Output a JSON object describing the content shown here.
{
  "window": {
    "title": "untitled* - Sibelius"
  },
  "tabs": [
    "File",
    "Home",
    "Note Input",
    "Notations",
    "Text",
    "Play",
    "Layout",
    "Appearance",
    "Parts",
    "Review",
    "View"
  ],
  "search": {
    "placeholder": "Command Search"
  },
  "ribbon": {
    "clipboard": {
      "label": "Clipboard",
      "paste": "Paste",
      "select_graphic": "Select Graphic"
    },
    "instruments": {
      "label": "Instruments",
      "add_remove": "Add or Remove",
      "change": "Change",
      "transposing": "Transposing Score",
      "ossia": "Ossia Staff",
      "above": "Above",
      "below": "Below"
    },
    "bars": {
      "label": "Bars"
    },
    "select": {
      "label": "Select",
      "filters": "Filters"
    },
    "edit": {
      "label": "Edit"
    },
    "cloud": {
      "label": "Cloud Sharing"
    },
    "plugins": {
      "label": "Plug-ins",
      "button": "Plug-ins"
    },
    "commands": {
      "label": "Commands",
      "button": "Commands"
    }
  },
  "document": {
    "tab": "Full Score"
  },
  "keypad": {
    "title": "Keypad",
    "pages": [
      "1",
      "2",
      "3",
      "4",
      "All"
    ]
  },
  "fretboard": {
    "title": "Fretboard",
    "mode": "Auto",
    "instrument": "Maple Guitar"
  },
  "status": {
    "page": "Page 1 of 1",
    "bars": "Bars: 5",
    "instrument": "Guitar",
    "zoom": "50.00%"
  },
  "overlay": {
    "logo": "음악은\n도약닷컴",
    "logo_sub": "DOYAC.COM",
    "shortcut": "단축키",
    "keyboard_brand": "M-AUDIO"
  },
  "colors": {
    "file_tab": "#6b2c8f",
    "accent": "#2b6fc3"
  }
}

§ **Directive**:
Reproduce every line of the material above exactly.

§ **The response**:
Output a JSON object describing the content shown here.
{
  "window": {
    "title": "untitled* - Sibelius"
  },
  "tabs": [
    "File",
    "Home",
    "Note Input",
    "Notations",
    "Text",
    "Play",
    "Layout",
    "Appearance",
    "Parts",
    "Review",
    "View"
  ],
  "search": {
    "placeholder": "Command Search"
  },
  "ribbon": {
    "clipboard": {
      "label": "Clipboard",
      "paste": "Paste",
      "select_graphic": "Select Graphic"
    },
    "instruments": {
      "label": "Instruments",
      "add_remove": "Add or Remove",
      "change": "Change",
      "transposing": "Transposing Score",
      "ossia": "Ossia Staff",
      "above": "Above",
      "below": "Below"
    },
    "bars": {
      "label": "Bars"
    },
    "select": {
      "label": "Select",
      "filters": "Filters"
    },
    "edit": {
      "label": "Edit"
    },
    "cloud": {
      "label": "Cloud Sharing"
    },
    "plugins": {
      "label": "Plug-ins",
      "button": "Plug-ins"
    },
    "commands": {
      "label": "Commands",
      "button": "Commands"
    }
  },
  "document": {
    "tab": "Full Score"
  },
  "keypad": {
    "title": "Keypad",
    "pages": [
      "1",
      "2",
      "3",
      "4",
      "All"
    ]
  },
  "fretboard": {
    "title": "Fretboard",
    "mode": "Auto",
    "instrument": "Maple Guitar"
  },
  "status": {
    "page": "Page 1 of 1",
    "bars": "Bars: 5",
    "instrument": "Guitar",
    "zoom": "50.00%"
  },
  "overlay": {
    "logo": "음악은\n도약닷컴",
    "logo_sub": "DOYAC.COM",
    "shortcut": "단축키",
    "keyboard_brand": "M-AUDIO"
  },
  "colors": {
    "file_tab": "#6b2c8f",
    "accent": "#2b6fc3"
  }
}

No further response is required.